--- Begin Records for processing ---

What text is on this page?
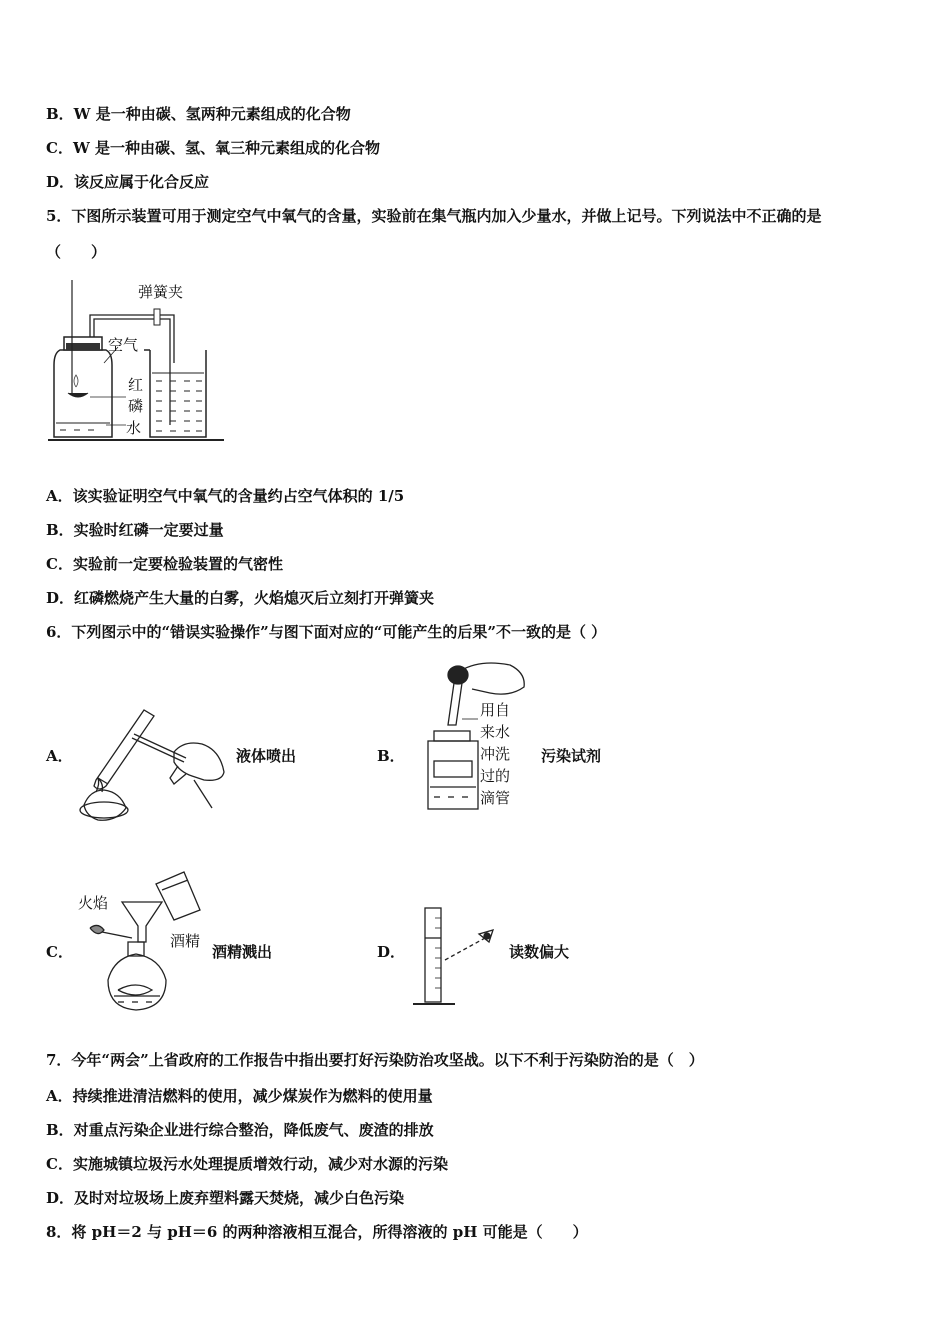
B．W 是一种由碳、氢两种元素组成的化合物
C．W 是一种由碳、氢、氧三种元素组成的化合物
D．该反应属于化合反应
5．下图所示装置可用于测定空气中氧气的含量，实验前在集气瓶内加入少量水，并做上记号。下列说法中不正确的是
（　　）
弹簧夹
空气
红
磷
水
A．该实验证明空气中氧气的含量约占空气体积的 1/5
B．实验时红磷一定要过量
C．实验前一定要检验装置的气密性
D．红磷燃烧产生大量的白雾，火焰熄灭后立刻打开弹簧夹
6．下列图示中的“错误实验操作”与图下面对应的“可能产生的后果”不一致的是（ ）
A．	液体喷出	B．
用自
来水
冲洗
过的
滴管
污染试剂
C．
火焰
酒精
酒精溅出	D．	读数偏大
7．今年“两会”上省政府的工作报告中指出要打好污染防治攻坚战。以下不利于污染防治的是（　）
A．持续推进清洁燃料的使用，减少煤炭作为燃料的使用量
B．对重点污染企业进行综合整治，降低废气、废渣的排放
C．实施城镇垃圾污水处理提质增效行动，减少对水源的污染
D．及时对垃圾场上废弃塑料露天焚烧，减少白色污染
8．将 pH＝2 与 pH＝6 的两种溶液相互混合，所得溶液的 pH 可能是（　　）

--- End Records for processing ---

Every record gets retyped exactly; no picture goes into the copy.

• _Finished exercise_:
What text is on this page?
B．W 是一种由碳、氢两种元素组成的化合物
C．W 是一种由碳、氢、氧三种元素组成的化合物
D．该反应属于化合反应
5．下图所示装置可用于测定空气中氧气的含量，实验前在集气瓶内加入少量水，并做上记号。下列说法中不正确的是
（　　）
弹簧夹
空气
红
磷
水
A．该实验证明空气中氧气的含量约占空气体积的 1/5
B．实验时红磷一定要过量
C．实验前一定要检验装置的气密性
D．红磷燃烧产生大量的白雾，火焰熄灭后立刻打开弹簧夹
6．下列图示中的“错误实验操作”与图下面对应的“可能产生的后果”不一致的是（ ）
A．	液体喷出	B．
用自
来水
冲洗
过的
滴管
污染试剂
C．
火焰
酒精
酒精溅出	D．	读数偏大
7．今年“两会”上省政府的工作报告中指出要打好污染防治攻坚战。以下不利于污染防治的是（　）
A．持续推进清洁燃料的使用，减少煤炭作为燃料的使用量
B．对重点污染企业进行综合整治，降低废气、废渣的排放
C．实施城镇垃圾污水处理提质增效行动，减少对水源的污染
D．及时对垃圾场上废弃塑料露天焚烧，减少白色污染
8．将 pH＝2 与 pH＝6 的两种溶液相互混合，所得溶液的 pH 可能是（　　）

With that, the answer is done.